[JOB]
Locate each line holding the string "JSON" and copy it.

[DATA SHOWN]

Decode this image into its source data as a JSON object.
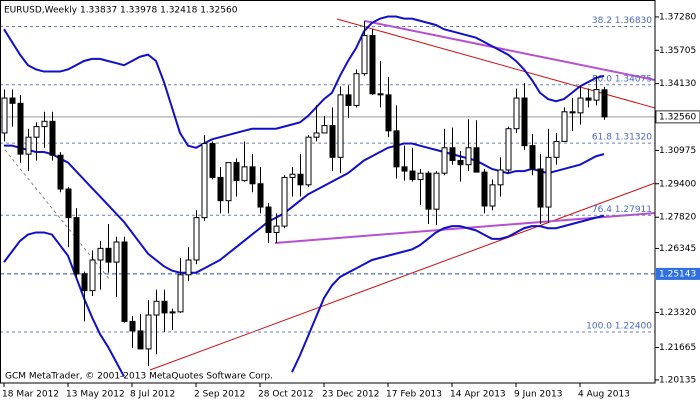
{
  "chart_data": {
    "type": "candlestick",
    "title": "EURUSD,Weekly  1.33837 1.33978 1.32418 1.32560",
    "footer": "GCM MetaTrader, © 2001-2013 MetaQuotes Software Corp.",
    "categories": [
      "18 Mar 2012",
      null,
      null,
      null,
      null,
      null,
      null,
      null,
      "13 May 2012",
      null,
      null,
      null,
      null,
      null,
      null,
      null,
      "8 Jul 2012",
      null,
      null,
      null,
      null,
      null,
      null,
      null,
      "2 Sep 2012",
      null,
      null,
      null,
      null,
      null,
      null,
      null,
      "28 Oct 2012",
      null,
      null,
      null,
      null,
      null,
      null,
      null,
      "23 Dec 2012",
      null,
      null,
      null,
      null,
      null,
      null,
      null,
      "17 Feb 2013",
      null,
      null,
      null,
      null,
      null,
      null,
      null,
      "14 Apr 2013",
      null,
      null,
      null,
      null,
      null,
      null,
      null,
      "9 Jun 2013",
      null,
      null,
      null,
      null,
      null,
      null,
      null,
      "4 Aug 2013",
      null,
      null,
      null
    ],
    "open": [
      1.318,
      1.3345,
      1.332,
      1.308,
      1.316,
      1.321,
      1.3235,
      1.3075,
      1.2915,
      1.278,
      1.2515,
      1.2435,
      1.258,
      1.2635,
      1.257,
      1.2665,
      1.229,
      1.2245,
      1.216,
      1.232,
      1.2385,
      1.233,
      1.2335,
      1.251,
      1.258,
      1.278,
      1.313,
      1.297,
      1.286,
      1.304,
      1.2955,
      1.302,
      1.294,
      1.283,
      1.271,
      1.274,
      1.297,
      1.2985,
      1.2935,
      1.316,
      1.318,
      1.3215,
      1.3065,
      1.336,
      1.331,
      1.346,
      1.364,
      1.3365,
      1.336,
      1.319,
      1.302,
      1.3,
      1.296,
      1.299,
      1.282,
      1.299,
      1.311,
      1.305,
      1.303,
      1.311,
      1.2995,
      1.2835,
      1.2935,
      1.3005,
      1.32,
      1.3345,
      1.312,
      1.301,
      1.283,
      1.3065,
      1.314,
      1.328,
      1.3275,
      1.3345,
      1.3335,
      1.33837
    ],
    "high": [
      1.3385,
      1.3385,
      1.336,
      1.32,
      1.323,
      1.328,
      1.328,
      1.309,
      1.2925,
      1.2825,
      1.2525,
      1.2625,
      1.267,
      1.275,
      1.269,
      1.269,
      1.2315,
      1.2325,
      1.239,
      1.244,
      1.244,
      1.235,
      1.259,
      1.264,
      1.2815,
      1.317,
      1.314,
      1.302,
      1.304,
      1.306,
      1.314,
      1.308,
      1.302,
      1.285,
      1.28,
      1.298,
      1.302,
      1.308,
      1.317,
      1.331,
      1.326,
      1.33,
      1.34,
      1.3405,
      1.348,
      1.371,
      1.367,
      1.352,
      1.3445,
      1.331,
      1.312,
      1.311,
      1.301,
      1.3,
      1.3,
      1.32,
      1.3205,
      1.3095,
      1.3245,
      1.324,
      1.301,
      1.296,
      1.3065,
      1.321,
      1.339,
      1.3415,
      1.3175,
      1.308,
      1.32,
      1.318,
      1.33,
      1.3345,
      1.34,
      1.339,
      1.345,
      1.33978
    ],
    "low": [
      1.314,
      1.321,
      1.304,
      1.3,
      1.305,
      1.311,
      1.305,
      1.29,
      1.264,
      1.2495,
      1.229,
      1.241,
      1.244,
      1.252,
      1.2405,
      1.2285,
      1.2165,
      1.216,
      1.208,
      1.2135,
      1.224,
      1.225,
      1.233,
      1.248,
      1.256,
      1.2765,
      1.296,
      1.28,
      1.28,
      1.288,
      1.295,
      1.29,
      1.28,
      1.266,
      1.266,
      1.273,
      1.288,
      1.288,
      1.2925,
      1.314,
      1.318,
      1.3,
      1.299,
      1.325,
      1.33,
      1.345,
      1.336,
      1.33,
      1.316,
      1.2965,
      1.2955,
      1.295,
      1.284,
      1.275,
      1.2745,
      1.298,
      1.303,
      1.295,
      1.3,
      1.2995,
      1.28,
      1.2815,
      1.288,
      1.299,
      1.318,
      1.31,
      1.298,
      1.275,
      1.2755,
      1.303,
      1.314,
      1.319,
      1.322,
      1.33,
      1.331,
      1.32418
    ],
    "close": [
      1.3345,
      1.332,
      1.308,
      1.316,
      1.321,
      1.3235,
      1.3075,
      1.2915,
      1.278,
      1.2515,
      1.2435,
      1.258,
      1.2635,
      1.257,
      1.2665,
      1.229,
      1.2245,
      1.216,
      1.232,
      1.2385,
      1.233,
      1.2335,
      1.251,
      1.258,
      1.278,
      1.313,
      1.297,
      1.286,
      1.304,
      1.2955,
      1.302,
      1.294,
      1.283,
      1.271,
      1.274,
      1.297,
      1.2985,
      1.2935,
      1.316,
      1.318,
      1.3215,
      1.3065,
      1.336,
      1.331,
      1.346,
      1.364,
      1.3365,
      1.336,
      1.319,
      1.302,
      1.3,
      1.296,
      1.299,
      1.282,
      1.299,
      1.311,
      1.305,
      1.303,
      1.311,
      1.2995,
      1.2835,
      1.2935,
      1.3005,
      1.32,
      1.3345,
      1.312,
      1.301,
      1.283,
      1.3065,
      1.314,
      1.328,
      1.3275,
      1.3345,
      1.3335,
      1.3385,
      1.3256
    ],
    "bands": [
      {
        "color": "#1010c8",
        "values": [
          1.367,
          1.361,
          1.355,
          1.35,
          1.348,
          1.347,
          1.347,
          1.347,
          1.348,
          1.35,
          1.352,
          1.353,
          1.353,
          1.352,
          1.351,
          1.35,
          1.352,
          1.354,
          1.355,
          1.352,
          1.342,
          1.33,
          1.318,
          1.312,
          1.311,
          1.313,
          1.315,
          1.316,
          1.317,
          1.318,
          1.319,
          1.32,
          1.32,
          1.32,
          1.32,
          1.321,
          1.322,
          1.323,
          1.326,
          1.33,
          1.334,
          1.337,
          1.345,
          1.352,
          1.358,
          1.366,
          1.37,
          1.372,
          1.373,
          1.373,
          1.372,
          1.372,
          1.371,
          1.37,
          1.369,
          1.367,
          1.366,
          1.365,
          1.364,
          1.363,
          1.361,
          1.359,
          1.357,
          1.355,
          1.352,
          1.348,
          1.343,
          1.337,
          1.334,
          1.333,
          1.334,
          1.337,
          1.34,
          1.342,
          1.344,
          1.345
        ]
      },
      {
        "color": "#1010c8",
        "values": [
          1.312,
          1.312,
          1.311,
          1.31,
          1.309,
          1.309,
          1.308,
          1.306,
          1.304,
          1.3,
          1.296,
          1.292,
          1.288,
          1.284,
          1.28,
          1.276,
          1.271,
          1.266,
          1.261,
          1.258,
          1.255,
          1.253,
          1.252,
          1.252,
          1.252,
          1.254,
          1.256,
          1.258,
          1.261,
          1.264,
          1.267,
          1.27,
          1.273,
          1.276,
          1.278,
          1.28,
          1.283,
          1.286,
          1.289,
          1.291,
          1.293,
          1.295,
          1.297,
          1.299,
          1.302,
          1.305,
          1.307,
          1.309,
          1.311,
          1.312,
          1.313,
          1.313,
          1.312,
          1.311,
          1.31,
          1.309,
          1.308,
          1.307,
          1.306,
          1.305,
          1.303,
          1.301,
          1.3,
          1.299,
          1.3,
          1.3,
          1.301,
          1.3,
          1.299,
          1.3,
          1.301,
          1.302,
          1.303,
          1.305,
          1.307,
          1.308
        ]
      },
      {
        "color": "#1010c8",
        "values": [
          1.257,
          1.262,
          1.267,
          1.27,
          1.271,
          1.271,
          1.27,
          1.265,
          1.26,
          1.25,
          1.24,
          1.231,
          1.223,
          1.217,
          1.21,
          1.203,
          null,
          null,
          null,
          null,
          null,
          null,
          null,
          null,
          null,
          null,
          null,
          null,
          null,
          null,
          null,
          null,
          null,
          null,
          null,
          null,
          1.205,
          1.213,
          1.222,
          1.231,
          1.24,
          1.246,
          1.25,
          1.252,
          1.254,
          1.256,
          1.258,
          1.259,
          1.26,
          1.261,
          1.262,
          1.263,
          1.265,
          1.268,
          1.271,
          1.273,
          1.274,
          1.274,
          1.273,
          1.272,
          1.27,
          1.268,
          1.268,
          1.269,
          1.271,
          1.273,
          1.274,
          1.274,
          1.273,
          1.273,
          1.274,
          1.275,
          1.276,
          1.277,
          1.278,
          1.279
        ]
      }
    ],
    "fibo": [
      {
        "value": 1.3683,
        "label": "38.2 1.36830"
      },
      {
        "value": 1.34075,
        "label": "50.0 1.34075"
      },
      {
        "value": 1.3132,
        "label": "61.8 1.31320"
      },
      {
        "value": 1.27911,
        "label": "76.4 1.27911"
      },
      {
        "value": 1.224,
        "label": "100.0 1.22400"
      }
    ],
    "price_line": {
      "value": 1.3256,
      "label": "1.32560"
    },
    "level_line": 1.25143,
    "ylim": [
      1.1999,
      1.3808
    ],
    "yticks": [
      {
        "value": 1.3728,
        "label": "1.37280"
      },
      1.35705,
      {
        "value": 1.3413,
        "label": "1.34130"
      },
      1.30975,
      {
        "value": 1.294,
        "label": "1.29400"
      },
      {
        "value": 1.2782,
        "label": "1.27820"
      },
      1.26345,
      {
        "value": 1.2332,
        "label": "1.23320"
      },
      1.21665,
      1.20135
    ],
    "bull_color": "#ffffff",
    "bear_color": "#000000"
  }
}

* * *

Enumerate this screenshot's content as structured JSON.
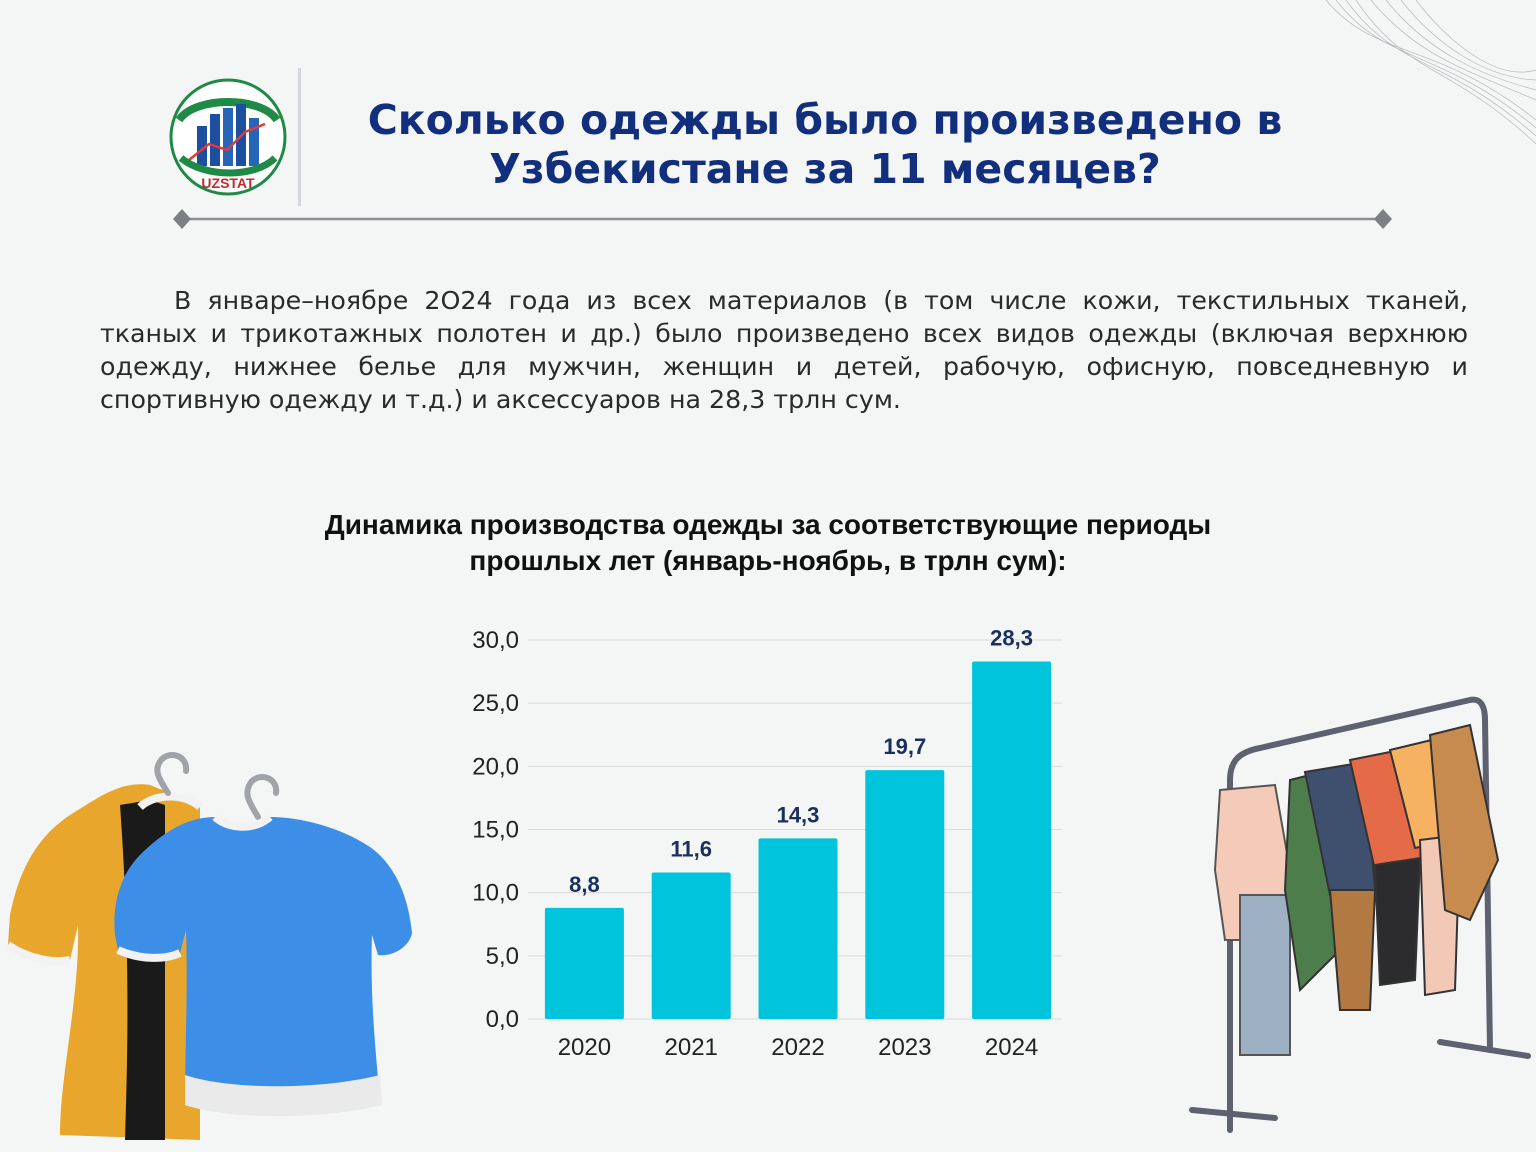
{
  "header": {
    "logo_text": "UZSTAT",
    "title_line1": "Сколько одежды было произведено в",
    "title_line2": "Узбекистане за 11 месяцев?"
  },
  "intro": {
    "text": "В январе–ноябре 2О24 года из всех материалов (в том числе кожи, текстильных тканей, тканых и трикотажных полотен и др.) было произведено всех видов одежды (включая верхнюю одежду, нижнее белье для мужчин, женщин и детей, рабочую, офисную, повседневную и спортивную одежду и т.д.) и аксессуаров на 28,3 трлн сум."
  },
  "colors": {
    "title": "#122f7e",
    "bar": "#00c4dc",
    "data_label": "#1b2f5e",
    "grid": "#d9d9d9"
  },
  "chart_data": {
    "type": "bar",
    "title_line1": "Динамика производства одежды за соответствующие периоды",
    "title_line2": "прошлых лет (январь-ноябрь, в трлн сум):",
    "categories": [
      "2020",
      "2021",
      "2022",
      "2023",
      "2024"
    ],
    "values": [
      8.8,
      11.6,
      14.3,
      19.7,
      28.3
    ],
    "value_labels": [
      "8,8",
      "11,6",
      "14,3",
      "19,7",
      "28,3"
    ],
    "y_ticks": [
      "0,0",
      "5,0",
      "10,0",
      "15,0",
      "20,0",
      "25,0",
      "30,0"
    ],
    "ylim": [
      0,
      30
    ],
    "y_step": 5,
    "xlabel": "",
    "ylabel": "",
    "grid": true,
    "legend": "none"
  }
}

==

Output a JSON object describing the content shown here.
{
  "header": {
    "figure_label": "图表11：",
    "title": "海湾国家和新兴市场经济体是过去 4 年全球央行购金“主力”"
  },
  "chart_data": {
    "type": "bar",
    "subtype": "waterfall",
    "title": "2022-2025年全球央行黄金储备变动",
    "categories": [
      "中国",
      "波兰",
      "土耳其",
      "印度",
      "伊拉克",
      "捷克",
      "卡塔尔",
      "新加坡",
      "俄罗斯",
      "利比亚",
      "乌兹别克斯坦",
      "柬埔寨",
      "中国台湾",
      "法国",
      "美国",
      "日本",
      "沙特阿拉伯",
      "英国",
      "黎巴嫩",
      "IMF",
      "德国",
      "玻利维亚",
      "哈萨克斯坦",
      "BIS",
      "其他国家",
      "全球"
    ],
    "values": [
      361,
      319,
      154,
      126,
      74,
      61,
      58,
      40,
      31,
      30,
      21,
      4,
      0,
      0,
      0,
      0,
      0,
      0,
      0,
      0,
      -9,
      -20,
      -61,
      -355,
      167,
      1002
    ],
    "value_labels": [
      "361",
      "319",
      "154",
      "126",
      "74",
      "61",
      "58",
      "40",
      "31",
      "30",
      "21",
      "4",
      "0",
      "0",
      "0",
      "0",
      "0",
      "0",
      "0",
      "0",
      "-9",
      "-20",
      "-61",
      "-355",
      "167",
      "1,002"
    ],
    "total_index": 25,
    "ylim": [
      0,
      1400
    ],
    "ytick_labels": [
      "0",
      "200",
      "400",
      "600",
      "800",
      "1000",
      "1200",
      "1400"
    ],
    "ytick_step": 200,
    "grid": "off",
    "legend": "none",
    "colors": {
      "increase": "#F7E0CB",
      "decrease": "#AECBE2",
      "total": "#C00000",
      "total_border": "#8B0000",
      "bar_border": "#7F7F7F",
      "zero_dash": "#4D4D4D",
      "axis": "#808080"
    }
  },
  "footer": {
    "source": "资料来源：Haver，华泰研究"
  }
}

[RESULT]
Decode this image into its source data as a JSON object.
Enumerate this screenshot's content as structured JSON.
Output a JSON object describing the content shown here.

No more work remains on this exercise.